Stored records:
------------------------------

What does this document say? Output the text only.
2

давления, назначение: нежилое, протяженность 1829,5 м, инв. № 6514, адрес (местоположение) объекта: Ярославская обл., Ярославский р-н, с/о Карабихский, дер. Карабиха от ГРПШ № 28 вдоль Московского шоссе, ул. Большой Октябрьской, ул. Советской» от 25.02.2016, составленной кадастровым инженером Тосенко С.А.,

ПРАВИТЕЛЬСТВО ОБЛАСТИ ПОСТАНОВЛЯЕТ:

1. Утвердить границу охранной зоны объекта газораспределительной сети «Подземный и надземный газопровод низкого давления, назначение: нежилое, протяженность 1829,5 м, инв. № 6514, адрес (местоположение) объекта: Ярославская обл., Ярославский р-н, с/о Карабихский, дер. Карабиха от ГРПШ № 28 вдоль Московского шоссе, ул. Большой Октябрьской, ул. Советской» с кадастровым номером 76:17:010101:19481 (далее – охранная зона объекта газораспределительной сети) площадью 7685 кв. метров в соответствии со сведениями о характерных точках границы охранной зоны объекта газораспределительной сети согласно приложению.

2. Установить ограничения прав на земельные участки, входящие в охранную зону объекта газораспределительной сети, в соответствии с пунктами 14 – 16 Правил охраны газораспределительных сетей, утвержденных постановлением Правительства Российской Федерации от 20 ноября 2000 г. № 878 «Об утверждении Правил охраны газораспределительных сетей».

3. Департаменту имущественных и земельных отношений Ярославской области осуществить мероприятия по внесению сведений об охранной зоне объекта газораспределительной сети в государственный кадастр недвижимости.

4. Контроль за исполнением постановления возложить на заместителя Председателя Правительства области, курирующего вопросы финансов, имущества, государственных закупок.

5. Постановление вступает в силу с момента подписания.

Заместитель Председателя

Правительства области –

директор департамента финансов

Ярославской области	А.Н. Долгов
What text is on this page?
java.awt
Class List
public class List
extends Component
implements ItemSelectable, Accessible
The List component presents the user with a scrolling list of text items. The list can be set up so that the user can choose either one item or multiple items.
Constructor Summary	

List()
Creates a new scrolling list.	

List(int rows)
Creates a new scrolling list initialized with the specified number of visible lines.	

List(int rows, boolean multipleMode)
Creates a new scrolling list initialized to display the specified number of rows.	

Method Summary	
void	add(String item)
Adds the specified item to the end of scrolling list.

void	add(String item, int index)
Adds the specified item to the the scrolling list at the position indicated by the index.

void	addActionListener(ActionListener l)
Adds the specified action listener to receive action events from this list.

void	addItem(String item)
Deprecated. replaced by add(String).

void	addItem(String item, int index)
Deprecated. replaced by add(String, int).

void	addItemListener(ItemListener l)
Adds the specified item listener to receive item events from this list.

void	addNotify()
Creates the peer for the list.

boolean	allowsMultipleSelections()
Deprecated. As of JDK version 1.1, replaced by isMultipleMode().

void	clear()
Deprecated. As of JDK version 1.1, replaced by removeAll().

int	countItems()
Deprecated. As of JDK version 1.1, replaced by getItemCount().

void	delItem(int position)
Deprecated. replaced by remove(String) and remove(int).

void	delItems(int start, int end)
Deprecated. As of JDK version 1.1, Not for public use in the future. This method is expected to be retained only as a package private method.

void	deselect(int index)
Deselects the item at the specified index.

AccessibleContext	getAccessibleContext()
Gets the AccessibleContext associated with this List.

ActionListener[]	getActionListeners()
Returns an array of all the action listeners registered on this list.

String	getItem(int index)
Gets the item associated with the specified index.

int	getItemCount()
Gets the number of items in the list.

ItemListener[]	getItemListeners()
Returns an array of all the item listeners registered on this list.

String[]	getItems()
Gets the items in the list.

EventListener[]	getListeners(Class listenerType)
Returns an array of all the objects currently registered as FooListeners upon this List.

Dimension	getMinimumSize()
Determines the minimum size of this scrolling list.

------------------------------

Say how many lines in the records above hold "String", and give no other text.

#### EXERCISE RESPONSE:
9